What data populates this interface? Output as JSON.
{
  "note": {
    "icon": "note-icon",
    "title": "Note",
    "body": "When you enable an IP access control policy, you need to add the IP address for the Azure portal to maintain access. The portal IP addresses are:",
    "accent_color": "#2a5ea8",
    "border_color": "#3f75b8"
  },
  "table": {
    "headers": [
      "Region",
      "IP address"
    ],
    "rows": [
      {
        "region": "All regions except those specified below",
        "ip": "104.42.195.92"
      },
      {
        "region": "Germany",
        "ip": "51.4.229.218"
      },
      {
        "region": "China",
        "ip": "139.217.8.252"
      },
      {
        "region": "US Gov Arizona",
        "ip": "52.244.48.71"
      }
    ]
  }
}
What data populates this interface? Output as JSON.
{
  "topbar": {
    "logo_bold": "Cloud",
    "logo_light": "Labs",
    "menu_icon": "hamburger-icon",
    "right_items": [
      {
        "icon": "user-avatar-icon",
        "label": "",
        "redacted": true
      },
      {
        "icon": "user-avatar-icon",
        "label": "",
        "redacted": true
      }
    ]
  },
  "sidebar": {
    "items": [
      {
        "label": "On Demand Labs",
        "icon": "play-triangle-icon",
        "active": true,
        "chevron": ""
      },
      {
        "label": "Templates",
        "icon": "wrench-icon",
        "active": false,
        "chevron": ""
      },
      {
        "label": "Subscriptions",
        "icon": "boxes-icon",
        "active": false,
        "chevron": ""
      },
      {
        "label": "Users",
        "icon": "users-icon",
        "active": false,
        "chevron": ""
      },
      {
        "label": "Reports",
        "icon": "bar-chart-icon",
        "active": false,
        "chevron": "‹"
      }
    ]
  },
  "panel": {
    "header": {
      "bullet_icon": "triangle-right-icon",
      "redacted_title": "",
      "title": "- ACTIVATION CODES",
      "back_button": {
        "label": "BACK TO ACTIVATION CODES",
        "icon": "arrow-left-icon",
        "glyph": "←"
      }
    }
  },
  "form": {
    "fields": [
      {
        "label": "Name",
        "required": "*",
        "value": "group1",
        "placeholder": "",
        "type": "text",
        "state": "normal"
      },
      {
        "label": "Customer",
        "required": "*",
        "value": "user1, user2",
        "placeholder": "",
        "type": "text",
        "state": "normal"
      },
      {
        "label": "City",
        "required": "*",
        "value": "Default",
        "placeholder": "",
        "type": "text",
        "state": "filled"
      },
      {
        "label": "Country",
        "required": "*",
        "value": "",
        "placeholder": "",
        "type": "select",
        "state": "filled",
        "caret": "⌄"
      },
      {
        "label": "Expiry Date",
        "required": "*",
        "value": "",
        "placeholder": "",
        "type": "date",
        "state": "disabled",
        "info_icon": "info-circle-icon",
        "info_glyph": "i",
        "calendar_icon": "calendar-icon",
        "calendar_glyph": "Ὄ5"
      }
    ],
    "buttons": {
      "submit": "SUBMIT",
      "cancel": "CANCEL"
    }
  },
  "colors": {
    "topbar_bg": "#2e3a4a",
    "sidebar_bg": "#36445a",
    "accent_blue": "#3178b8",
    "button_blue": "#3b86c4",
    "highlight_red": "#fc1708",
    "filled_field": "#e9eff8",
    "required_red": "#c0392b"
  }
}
○ ○ ○ ○ ○
• _Work instructions_:
Write the whole listing out again. Keep every line exactly as it is.

• _Response to the exercise_:
What data populates this interface? Output as JSON.
{
  "note": {
    "icon": "note-icon",
    "title": "Note",
    "body": "When you enable an IP access control policy, you need to add the IP address for the Azure portal to maintain access. The portal IP addresses are:",
    "accent_color": "#2a5ea8",
    "border_color": "#3f75b8"
  },
  "table": {
    "headers": [
      "Region",
      "IP address"
    ],
    "rows": [
      {
        "region": "All regions except those specified below",
        "ip": "104.42.195.92"
      },
      {
        "region": "Germany",
        "ip": "51.4.229.218"
      },
      {
        "region": "China",
        "ip": "139.217.8.252"
      },
      {
        "region": "US Gov Arizona",
        "ip": "52.244.48.71"
      }
    ]
  }
}
What data populates this interface? Output as JSON.
{
  "topbar": {
    "logo_bold": "Cloud",
    "logo_light": "Labs",
    "menu_icon": "hamburger-icon",
    "right_items": [
      {
        "icon": "user-avatar-icon",
        "label": "",
        "redacted": true
      },
      {
        "icon": "user-avatar-icon",
        "label": "",
        "redacted": true
      }
    ]
  },
  "sidebar": {
    "items": [
      {
        "label": "On Demand Labs",
        "icon": "play-triangle-icon",
        "active": true,
        "chevron": ""
      },
      {
        "label": "Templates",
        "icon": "wrench-icon",
        "active": false,
        "chevron": ""
      },
      {
        "label": "Subscriptions",
        "icon": "boxes-icon",
        "active": false,
        "chevron": ""
      },
      {
        "label": "Users",
        "icon": "users-icon",
        "active": false,
        "chevron": ""
      },
      {
        "label": "Reports",
        "icon": "bar-chart-icon",
        "active": false,
        "chevron": "‹"
      }
    ]
  },
  "panel": {
    "header": {
      "bullet_icon": "triangle-right-icon",
      "redacted_title": "",
      "title": "- ACTIVATION CODES",
      "back_button": {
        "label": "BACK TO ACTIVATION CODES",
        "icon": "arrow-left-icon",
        "glyph": "←"
      }
    }
  },
  "form": {
    "fields": [
      {
        "label": "Name",
        "required": "*",
        "value": "group1",
        "placeholder": "",
        "type": "text",
        "state": "normal"
      },
      {
        "label": "Customer",
        "required": "*",
        "value": "user1, user2",
        "placeholder": "",
        "type": "text",
        "state": "normal"
      },
      {
        "label": "City",
        "required": "*",
        "value": "Default",
        "placeholder": "",
        "type": "text",
        "state": "filled"
      },
      {
        "label": "Country",
        "required": "*",
        "value": "",
        "placeholder": "",
        "type": "select",
        "state": "filled",
        "caret": "⌄"
      },
      {
        "label": "Expiry Date",
        "required": "*",
        "value": "",
        "placeholder": "",
        "type": "date",
        "state": "disabled",
        "info_icon": "info-circle-icon",
        "info_glyph": "i",
        "calendar_icon": "calendar-icon",
        "calendar_glyph": "Ὄ5"
      }
    ],
    "buttons": {
      "submit": "SUBMIT",
      "cancel": "CANCEL"
    }
  },
  "colors": {
    "topbar_bg": "#2e3a4a",
    "sidebar_bg": "#36445a",
    "accent_blue": "#3178b8",
    "button_blue": "#3b86c4",
    "highlight_red": "#fc1708",
    "filled_field": "#e9eff8",
    "required_red": "#c0392b"
  }
}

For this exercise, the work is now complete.